Figure content listings
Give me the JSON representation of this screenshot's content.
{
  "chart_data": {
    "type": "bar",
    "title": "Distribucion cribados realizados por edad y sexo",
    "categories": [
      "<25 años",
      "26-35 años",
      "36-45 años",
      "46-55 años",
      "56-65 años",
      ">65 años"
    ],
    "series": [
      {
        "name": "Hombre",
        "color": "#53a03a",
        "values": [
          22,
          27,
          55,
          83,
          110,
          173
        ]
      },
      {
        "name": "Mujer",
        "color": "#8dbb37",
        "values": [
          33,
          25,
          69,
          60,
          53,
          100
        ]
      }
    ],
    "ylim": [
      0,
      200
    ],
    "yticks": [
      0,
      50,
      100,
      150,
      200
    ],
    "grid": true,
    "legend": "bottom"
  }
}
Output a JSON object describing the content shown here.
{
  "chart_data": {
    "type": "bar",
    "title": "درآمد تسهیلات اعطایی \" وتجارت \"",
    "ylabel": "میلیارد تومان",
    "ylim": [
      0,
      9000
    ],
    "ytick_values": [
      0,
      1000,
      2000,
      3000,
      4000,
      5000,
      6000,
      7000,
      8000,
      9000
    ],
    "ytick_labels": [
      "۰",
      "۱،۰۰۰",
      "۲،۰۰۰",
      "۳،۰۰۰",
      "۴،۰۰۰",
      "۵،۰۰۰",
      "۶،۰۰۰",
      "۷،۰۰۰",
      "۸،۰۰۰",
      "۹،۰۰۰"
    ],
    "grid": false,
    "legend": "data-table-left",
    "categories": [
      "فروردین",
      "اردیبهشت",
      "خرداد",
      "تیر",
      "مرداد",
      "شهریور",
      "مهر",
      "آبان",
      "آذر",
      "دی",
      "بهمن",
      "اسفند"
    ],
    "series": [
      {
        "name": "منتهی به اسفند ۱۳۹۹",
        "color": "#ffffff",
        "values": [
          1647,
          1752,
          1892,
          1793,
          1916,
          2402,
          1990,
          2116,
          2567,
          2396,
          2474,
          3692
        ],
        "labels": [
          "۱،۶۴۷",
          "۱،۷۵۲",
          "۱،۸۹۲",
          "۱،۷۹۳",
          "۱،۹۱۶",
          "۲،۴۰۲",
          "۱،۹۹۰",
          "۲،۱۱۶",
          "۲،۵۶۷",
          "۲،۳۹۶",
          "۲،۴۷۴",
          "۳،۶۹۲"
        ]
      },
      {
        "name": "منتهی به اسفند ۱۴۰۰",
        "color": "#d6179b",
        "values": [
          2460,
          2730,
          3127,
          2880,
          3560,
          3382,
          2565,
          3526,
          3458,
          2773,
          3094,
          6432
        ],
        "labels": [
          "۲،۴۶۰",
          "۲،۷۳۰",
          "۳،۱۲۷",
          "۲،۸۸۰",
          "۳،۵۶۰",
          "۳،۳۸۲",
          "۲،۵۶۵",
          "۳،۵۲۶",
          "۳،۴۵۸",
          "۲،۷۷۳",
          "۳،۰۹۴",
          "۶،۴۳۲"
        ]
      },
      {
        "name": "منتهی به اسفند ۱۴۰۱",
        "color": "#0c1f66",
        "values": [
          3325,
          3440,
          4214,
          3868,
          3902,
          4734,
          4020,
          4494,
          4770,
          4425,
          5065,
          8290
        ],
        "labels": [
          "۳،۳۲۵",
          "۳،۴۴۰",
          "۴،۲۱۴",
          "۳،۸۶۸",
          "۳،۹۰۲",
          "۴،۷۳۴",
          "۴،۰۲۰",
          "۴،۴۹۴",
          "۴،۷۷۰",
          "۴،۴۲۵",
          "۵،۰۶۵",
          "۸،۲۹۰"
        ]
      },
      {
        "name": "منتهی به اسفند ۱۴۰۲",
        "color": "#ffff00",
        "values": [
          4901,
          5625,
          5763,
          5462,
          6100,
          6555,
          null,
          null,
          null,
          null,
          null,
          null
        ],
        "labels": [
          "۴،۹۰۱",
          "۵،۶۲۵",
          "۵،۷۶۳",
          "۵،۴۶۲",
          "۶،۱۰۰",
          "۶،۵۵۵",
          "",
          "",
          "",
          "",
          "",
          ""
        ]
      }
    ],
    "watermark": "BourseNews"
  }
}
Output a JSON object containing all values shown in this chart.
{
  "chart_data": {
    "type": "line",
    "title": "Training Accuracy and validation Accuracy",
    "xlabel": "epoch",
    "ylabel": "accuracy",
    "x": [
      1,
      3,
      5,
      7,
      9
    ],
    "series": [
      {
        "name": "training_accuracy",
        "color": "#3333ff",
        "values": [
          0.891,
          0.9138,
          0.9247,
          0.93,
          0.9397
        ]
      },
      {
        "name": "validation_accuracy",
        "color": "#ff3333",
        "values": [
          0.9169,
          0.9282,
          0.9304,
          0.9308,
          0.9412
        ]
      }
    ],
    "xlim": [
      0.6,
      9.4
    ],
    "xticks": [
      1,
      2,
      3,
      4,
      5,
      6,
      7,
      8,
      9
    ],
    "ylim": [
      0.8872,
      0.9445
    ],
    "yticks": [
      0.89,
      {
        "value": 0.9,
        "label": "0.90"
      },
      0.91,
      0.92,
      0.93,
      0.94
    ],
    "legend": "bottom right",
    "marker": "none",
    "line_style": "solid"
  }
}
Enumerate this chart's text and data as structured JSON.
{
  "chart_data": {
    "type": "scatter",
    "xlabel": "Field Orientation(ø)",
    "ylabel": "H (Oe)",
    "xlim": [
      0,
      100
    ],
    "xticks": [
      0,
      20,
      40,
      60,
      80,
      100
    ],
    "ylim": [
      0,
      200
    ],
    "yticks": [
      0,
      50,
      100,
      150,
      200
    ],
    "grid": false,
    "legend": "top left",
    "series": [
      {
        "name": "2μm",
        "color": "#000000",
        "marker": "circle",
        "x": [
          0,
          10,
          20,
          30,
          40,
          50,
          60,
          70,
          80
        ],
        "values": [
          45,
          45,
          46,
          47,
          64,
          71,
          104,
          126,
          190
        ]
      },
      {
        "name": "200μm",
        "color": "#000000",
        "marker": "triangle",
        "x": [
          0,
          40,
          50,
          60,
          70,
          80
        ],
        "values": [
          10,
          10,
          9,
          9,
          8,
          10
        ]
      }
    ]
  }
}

• THE PROBLEM: Extract, exactly, the lines above that begin at the line containing "Enumerate this chart's" and end at the final line of the records; add no other text.

• ANSWER TO THE TASK:
Enumerate this chart's text and data as structured JSON.
{
  "chart_data": {
    "type": "scatter",
    "xlabel": "Field Orientation(ø)",
    "ylabel": "H (Oe)",
    "xlim": [
      0,
      100
    ],
    "xticks": [
      0,
      20,
      40,
      60,
      80,
      100
    ],
    "ylim": [
      0,
      200
    ],
    "yticks": [
      0,
      50,
      100,
      150,
      200
    ],
    "grid": false,
    "legend": "top left",
    "series": [
      {
        "name": "2μm",
        "color": "#000000",
        "marker": "circle",
        "x": [
          0,
          10,
          20,
          30,
          40,
          50,
          60,
          70,
          80
        ],
        "values": [
          45,
          45,
          46,
          47,
          64,
          71,
          104,
          126,
          190
        ]
      },
      {
        "name": "200μm",
        "color": "#000000",
        "marker": "triangle",
        "x": [
          0,
          40,
          50,
          60,
          70,
          80
        ],
        "values": [
          10,
          10,
          9,
          9,
          8,
          10
        ]
      }
    ]
  }
}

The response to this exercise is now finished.